───── TASK INPUT

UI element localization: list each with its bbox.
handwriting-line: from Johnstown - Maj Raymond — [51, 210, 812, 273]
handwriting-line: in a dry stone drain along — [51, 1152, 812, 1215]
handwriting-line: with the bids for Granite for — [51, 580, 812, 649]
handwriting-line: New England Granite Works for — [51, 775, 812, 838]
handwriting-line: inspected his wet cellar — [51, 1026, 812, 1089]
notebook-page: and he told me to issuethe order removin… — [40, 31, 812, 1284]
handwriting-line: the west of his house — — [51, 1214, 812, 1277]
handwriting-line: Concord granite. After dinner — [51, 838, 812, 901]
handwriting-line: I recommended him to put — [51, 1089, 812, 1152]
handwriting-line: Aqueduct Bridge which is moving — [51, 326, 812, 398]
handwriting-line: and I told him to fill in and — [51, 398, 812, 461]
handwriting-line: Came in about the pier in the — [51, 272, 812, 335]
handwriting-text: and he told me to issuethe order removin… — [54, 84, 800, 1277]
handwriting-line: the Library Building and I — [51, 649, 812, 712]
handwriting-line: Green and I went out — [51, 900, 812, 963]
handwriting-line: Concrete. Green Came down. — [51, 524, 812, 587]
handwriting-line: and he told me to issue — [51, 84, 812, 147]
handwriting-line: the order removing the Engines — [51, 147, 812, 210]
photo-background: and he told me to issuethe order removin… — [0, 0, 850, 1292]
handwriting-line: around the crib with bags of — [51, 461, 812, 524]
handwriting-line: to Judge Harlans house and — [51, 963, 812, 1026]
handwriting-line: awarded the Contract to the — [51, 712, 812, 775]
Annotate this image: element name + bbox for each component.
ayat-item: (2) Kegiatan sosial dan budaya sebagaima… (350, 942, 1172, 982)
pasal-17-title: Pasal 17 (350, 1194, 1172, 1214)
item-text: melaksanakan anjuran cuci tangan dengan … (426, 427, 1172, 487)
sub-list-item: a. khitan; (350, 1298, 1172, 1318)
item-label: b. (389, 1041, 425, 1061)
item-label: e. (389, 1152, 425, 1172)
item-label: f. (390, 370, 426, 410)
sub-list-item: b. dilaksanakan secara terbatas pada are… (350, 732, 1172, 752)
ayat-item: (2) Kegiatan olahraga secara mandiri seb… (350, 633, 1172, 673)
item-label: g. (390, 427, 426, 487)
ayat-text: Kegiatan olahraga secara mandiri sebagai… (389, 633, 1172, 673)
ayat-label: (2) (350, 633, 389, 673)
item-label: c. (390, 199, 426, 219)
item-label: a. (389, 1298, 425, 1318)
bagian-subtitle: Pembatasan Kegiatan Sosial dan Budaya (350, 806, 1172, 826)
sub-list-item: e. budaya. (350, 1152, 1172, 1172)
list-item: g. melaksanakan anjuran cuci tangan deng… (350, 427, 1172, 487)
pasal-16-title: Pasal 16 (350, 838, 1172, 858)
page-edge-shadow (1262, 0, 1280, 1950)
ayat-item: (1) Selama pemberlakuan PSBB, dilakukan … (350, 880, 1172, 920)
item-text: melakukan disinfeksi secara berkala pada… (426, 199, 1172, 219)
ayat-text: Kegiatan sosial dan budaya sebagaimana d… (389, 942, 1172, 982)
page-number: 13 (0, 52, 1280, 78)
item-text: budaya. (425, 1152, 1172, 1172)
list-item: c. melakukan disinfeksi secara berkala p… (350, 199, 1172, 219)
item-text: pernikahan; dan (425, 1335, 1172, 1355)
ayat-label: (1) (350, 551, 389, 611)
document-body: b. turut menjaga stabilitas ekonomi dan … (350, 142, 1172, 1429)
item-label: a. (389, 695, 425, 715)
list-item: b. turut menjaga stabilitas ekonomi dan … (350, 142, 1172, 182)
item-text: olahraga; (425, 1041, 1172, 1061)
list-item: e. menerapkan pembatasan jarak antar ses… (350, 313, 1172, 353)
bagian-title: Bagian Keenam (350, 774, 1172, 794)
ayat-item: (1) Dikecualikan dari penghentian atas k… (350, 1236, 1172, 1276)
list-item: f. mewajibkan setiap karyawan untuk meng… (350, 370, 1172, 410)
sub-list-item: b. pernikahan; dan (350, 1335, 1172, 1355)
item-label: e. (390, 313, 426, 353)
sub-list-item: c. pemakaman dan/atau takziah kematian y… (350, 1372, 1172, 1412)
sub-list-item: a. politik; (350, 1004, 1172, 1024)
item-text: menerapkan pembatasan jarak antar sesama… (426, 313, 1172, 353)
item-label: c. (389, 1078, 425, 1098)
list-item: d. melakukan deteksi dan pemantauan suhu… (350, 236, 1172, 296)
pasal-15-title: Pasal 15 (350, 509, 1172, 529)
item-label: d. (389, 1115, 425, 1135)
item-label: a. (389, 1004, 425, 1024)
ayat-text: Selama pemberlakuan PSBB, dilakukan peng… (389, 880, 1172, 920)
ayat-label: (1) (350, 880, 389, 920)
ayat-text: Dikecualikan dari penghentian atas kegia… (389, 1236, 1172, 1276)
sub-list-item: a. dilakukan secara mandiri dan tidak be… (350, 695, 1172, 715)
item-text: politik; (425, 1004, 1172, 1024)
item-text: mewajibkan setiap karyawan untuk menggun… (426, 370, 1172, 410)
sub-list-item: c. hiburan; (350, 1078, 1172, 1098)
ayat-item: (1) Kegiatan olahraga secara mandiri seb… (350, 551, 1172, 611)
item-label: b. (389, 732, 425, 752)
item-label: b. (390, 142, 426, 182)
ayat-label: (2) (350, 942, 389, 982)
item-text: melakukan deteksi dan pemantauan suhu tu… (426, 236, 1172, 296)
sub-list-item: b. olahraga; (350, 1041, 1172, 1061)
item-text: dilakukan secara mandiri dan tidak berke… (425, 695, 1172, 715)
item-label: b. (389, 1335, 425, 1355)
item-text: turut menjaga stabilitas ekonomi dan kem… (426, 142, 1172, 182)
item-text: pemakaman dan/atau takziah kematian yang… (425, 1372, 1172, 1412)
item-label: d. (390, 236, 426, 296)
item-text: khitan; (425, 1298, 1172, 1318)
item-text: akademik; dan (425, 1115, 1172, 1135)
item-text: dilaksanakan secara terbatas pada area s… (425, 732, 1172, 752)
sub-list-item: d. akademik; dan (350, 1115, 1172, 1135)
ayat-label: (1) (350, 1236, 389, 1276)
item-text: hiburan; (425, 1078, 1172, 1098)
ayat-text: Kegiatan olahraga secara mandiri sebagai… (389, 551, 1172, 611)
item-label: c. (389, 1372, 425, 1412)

──────────

Reproduce the records from their start through the line containing "item-label: c. (390, 199, 426, 219)", inclusive, replacing every instance of "handwriting-line" with "script-line" and leaving all else unchanged.

UI element localization: list each with its bbox.
script-line: from Johnstown - Maj Raymond — [51, 210, 812, 273]
script-line: in a dry stone drain along — [51, 1152, 812, 1215]
script-line: with the bids for Granite for — [51, 580, 812, 649]
script-line: New England Granite Works for — [51, 775, 812, 838]
script-line: inspected his wet cellar — [51, 1026, 812, 1089]
notebook-page: and he told me to issuethe order removin… — [40, 31, 812, 1284]
script-line: the west of his house — — [51, 1214, 812, 1277]
script-line: Concord granite. After dinner — [51, 838, 812, 901]
script-line: I recommended him to put — [51, 1089, 812, 1152]
script-line: Aqueduct Bridge which is moving — [51, 326, 812, 398]
script-line: and I told him to fill in and — [51, 398, 812, 461]
script-line: Came in about the pier in the — [51, 272, 812, 335]
handwriting-text: and he told me to issuethe order removin… — [54, 84, 800, 1277]
script-line: the Library Building and I — [51, 649, 812, 712]
script-line: Green and I went out — [51, 900, 812, 963]
script-line: Concrete. Green Came down. — [51, 524, 812, 587]
script-line: and he told me to issue — [51, 84, 812, 147]
script-line: the order removing the Engines — [51, 147, 812, 210]
photo-background: and he told me to issuethe order removin… — [0, 0, 850, 1292]
script-line: around the crib with bags of — [51, 461, 812, 524]
script-line: to Judge Harlans house and — [51, 963, 812, 1026]
script-line: awarded the Contract to the — [51, 712, 812, 775]
Annotate this image: element name + bbox for each component.
ayat-item: (2) Kegiatan sosial dan budaya sebagaima… (350, 942, 1172, 982)
pasal-17-title: Pasal 17 (350, 1194, 1172, 1214)
item-text: melaksanakan anjuran cuci tangan dengan … (426, 427, 1172, 487)
sub-list-item: a. khitan; (350, 1298, 1172, 1318)
item-label: b. (389, 1041, 425, 1061)
item-label: e. (389, 1152, 425, 1172)
item-label: f. (390, 370, 426, 410)
sub-list-item: b. dilaksanakan secara terbatas pada are… (350, 732, 1172, 752)
ayat-item: (2) Kegiatan olahraga secara mandiri seb… (350, 633, 1172, 673)
item-label: g. (390, 427, 426, 487)
ayat-text: Kegiatan olahraga secara mandiri sebagai… (389, 633, 1172, 673)
ayat-label: (2) (350, 633, 389, 673)
item-label: c. (390, 199, 426, 219)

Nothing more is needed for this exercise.